> Task inputs
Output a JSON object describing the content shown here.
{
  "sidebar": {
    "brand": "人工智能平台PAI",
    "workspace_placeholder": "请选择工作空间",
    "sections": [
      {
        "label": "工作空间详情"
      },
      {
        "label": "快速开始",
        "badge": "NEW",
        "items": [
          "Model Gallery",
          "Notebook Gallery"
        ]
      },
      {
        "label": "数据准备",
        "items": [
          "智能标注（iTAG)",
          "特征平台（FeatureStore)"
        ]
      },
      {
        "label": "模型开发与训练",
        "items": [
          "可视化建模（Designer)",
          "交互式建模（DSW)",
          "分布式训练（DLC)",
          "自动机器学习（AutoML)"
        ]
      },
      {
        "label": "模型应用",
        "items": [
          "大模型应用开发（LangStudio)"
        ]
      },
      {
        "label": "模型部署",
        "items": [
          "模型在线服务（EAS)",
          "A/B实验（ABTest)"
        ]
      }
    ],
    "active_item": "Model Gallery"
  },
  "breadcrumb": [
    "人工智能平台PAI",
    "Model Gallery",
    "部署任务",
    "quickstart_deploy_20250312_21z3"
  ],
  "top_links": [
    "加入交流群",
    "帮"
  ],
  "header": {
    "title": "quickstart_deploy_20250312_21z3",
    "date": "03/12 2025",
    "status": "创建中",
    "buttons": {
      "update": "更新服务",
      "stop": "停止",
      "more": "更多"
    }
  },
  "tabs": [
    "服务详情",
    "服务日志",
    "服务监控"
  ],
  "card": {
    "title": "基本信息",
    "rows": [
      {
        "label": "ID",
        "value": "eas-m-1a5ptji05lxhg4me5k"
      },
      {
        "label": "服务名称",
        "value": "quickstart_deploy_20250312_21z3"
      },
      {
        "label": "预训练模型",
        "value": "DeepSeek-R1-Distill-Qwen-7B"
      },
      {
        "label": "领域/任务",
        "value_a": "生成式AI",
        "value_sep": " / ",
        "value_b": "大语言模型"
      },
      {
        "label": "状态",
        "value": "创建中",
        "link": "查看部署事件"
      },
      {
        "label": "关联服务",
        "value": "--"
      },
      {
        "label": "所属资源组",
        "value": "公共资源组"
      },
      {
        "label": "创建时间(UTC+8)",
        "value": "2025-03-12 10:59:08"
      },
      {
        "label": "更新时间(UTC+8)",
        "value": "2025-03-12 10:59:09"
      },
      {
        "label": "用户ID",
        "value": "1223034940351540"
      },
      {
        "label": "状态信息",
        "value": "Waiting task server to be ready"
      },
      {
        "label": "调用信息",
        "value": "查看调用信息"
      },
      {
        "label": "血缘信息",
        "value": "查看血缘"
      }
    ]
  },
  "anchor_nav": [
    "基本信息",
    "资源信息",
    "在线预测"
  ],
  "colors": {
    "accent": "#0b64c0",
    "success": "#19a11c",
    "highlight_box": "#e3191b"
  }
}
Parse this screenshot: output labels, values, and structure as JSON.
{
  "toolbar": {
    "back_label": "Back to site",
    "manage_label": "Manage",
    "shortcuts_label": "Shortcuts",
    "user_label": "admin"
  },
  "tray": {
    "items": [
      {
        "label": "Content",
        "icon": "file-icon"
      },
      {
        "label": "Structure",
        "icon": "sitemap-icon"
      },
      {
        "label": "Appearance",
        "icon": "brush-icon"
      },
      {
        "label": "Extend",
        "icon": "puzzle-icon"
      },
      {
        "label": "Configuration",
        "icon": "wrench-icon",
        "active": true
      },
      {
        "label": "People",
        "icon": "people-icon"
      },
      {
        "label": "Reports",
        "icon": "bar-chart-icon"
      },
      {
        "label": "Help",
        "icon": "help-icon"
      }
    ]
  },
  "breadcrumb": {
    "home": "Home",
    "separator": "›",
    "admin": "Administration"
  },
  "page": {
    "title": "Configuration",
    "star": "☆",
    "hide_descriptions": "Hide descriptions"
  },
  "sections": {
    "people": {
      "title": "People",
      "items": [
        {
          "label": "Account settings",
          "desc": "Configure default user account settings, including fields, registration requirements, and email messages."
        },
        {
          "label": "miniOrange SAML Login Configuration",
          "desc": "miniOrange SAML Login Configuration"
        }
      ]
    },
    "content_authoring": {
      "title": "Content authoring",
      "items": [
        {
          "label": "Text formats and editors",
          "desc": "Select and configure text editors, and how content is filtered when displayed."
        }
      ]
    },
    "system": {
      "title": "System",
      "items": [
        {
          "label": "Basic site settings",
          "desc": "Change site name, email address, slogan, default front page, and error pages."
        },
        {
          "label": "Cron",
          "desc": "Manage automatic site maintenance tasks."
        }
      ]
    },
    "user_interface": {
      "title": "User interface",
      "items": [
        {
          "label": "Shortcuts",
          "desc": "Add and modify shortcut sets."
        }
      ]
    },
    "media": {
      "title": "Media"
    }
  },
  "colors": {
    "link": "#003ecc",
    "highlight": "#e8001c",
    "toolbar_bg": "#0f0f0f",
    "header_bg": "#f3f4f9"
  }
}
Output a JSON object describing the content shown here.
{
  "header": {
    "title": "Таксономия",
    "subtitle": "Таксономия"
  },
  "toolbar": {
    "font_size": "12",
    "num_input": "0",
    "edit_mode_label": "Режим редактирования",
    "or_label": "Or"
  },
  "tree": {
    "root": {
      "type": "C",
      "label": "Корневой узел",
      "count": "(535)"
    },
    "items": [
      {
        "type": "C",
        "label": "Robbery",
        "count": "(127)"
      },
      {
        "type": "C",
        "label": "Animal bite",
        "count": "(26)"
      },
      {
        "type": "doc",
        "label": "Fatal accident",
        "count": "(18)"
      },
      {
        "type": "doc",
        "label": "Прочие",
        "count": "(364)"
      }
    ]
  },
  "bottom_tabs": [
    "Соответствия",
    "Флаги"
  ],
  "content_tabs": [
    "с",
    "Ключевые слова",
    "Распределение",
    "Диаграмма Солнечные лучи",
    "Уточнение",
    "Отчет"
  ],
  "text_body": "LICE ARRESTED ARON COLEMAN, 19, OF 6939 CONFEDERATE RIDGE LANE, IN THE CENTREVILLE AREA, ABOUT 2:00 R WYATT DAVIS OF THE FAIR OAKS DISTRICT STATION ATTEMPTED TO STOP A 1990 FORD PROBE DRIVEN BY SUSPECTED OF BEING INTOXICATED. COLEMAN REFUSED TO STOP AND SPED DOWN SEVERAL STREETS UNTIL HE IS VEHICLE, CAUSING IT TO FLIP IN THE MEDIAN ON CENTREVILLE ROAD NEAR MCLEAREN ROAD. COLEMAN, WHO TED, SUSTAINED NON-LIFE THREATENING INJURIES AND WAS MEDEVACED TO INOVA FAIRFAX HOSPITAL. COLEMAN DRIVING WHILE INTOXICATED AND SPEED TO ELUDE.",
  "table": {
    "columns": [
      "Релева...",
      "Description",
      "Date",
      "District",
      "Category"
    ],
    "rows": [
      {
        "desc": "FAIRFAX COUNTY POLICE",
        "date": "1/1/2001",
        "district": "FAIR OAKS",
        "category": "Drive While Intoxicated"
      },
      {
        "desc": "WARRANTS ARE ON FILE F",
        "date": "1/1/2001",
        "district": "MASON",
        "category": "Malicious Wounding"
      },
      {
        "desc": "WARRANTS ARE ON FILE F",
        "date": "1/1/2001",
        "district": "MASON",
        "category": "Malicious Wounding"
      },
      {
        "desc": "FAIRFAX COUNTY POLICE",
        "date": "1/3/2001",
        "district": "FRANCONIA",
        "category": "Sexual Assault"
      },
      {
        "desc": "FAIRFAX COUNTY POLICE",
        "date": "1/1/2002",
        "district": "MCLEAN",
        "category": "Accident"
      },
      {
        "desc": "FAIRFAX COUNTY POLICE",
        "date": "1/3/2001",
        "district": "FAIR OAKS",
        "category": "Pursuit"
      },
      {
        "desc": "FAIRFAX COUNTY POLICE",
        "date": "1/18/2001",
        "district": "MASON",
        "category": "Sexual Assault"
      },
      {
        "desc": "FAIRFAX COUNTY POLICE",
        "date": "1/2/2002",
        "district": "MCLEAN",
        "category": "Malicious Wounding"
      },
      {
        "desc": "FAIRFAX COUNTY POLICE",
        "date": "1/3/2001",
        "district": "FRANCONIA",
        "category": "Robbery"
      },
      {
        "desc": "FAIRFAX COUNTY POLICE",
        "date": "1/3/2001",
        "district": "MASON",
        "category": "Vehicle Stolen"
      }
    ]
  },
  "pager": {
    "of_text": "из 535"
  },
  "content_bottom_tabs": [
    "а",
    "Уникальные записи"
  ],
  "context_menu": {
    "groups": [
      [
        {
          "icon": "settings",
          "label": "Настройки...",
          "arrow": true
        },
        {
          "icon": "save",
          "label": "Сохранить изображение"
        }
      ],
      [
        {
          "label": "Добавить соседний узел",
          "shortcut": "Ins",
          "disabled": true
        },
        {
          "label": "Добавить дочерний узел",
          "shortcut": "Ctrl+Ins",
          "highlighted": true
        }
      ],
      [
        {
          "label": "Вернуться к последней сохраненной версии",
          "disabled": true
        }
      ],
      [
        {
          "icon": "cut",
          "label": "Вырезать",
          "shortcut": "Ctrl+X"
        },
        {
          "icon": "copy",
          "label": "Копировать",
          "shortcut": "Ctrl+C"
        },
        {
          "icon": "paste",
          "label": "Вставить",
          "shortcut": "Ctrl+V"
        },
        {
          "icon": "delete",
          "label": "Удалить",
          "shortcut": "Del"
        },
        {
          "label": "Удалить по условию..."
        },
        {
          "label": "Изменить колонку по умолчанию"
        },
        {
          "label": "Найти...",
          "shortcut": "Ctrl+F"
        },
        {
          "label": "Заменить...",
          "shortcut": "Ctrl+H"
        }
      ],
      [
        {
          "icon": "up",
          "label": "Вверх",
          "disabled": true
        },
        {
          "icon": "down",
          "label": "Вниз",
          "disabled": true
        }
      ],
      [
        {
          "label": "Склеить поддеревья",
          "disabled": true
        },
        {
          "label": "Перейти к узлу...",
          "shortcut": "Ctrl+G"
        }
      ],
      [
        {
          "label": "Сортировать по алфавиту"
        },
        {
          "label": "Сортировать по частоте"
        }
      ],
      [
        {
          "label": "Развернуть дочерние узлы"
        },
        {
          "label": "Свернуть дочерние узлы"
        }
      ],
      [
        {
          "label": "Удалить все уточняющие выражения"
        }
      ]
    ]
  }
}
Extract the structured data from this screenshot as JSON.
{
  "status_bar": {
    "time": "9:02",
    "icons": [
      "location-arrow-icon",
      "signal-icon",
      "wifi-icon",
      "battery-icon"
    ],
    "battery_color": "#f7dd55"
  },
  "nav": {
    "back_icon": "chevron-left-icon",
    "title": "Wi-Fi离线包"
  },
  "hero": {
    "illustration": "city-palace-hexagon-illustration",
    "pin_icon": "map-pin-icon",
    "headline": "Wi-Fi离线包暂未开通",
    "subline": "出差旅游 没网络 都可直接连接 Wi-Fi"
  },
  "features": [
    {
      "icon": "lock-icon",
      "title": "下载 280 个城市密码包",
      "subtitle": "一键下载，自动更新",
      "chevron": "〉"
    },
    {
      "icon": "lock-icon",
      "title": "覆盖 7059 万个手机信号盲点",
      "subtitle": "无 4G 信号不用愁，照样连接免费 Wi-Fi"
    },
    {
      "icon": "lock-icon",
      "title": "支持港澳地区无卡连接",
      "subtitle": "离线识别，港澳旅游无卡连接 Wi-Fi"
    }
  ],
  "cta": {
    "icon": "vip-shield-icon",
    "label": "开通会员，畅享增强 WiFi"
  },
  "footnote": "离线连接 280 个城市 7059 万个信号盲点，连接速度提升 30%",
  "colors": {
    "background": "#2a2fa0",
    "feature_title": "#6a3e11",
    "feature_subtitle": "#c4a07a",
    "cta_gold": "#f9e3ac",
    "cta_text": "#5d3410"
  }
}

> What you should do
Search the data for "Удалить". Copy every line that has it.

> Task answer
          "label": "Удалить",
          "label": "Удалить по условию..."
          "label": "Удалить все уточняющие выражения"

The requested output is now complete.